STATED EXERCISE> Omit the pictures and return every entry exactly as written.

EXTRACTED ENTRIES>
╭──

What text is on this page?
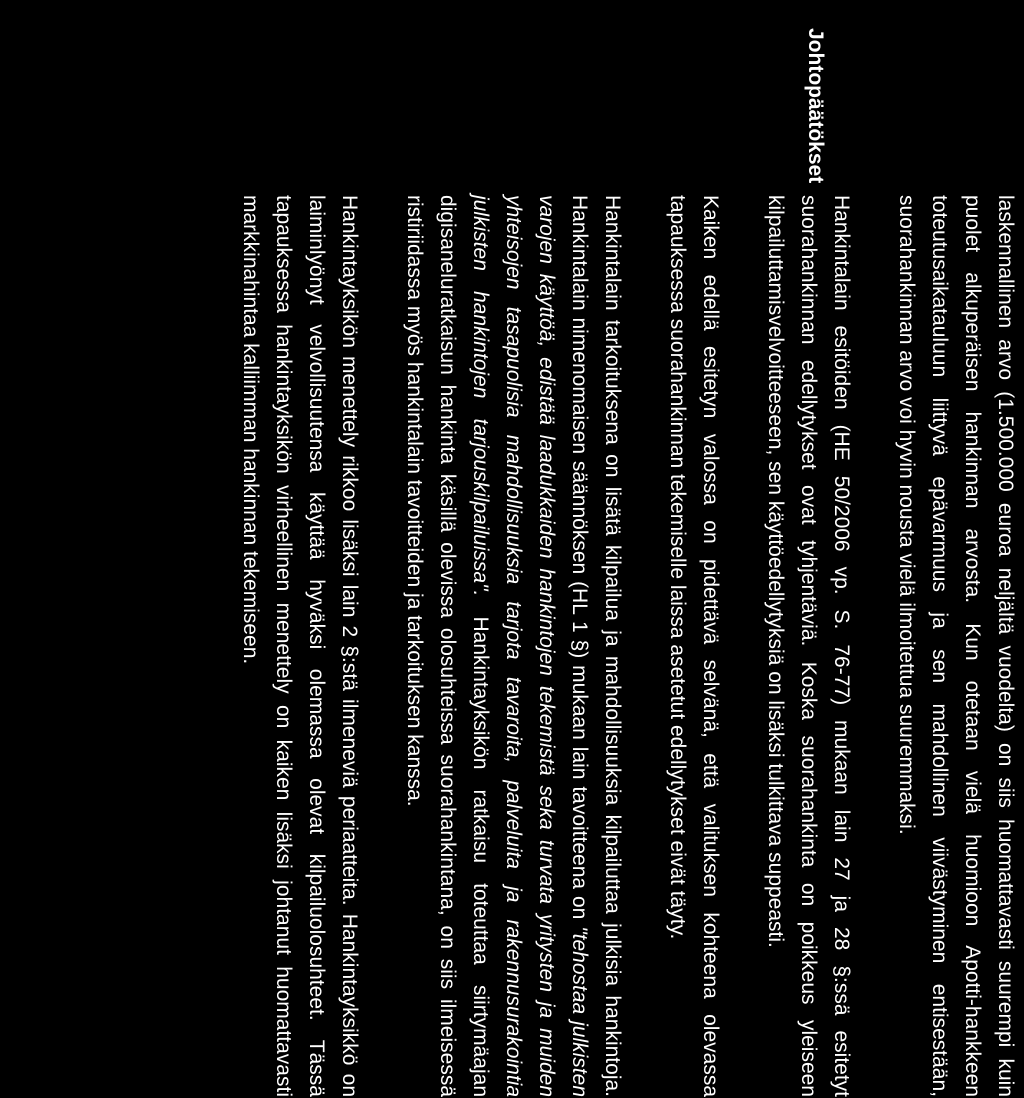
Johtopäätökset

laskennallinen arvo (1.500.000 euroa neljältä vuodelta) on siis huomattavasti suurempi kuin puolet alkuperäisen hankinnan arvosta. Kun otetaan vielä huomioon Apotti-hankkeen toteutusaikatauluun liittyvä epävarmuus ja sen mahdollinen viivästyminen entisestään, suorahankinnan arvo voi hyvin nousta vielä ilmoitettua suuremmaksi.

Hankintalain esitöiden (HE 50/2006 vp. S. 76-77) mukaan lain 27 ja 28 §:ssä esitetyt suorahankinnan edellytykset ovat tyhjentäviä. Koska suorahankinta on poikkeus yleiseen kilpailuttamisvelvoitteeseen, sen käyttöedellytyksiä on lisäksi tulkittava suppeasti.

Kaiken edellä esitetyn valossa on pidettävä selvänä, että valituksen kohteena olevassa tapauksessa suorahankinnan tekemiselle laissa asetetut edellytykset eivät täyty.

Hankintalain tarkoituksena on lisätä kilpailua ja mahdollisuuksia kilpailuttaa julkisia hankintoja. Hankintalain nimenomaisen säännöksen (HL 1 §) mukaan lain tavoitteena on "tehostaa julkisten varojen käyttöä, edistää laadukkaiden hankintojen tekemistä seka turvata yritysten ja muiden yhteisojen tasapuolisia mahdollisuuksia tarjota tavaroita, palveluita ja rakennusurakointia julkisten hankintojen tarjouskilpailuissa". Hankintayksikön ratkaisu toteuttaa siirtymäajan digisaneluratkaisun hankinta käsillä olevissa olosuhteissa suorahankintana, on siis ilmeisessä ristiriidassa myös hankintalain tavoitteiden ja tarkoituksen kanssa.

Hankintayksikön menettely rikkoo lisäksi lain 2 §:stä ilmeneviä periaatteita. Hankintayksikkö on laiminlyönyt velvollisuutensa käyttää hyväksi olemassa olevat kilpailuolosuhteet. Tässä tapauksessa hankintayksikön virheellinen menettely on kaiken lisäksi johtanut huomattavasti markkinahintaa kalliimman hankinnan tekemiseen.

╰──

ANSWER IN FULL>
What text is on this page?
Johtopäätökset

laskennallinen arvo (1.500.000 euroa neljältä vuodelta) on siis huomattavasti suurempi kuin puolet alkuperäisen hankinnan arvosta. Kun otetaan vielä huomioon Apotti-hankkeen toteutusaikatauluun liittyvä epävarmuus ja sen mahdollinen viivästyminen entisestään, suorahankinnan arvo voi hyvin nousta vielä ilmoitettua suuremmaksi.

Hankintalain esitöiden (HE 50/2006 vp. S. 76-77) mukaan lain 27 ja 28 §:ssä esitetyt suorahankinnan edellytykset ovat tyhjentäviä. Koska suorahankinta on poikkeus yleiseen kilpailuttamisvelvoitteeseen, sen käyttöedellytyksiä on lisäksi tulkittava suppeasti.

Kaiken edellä esitetyn valossa on pidettävä selvänä, että valituksen kohteena olevassa tapauksessa suorahankinnan tekemiselle laissa asetetut edellytykset eivät täyty.

Hankintalain tarkoituksena on lisätä kilpailua ja mahdollisuuksia kilpailuttaa julkisia hankintoja. Hankintalain nimenomaisen säännöksen (HL 1 §) mukaan lain tavoitteena on "tehostaa julkisten varojen käyttöä, edistää laadukkaiden hankintojen tekemistä seka turvata yritysten ja muiden yhteisojen tasapuolisia mahdollisuuksia tarjota tavaroita, palveluita ja rakennusurakointia julkisten hankintojen tarjouskilpailuissa". Hankintayksikön ratkaisu toteuttaa siirtymäajan digisaneluratkaisun hankinta käsillä olevissa olosuhteissa suorahankintana, on siis ilmeisessä ristiriidassa myös hankintalain tavoitteiden ja tarkoituksen kanssa.

Hankintayksikön menettely rikkoo lisäksi lain 2 §:stä ilmeneviä periaatteita. Hankintayksikkö on laiminlyönyt velvollisuutensa käyttää hyväksi olemassa olevat kilpailuolosuhteet. Tässä tapauksessa hankintayksikön virheellinen menettely on kaiken lisäksi johtanut huomattavasti markkinahintaa kalliimman hankinnan tekemiseen.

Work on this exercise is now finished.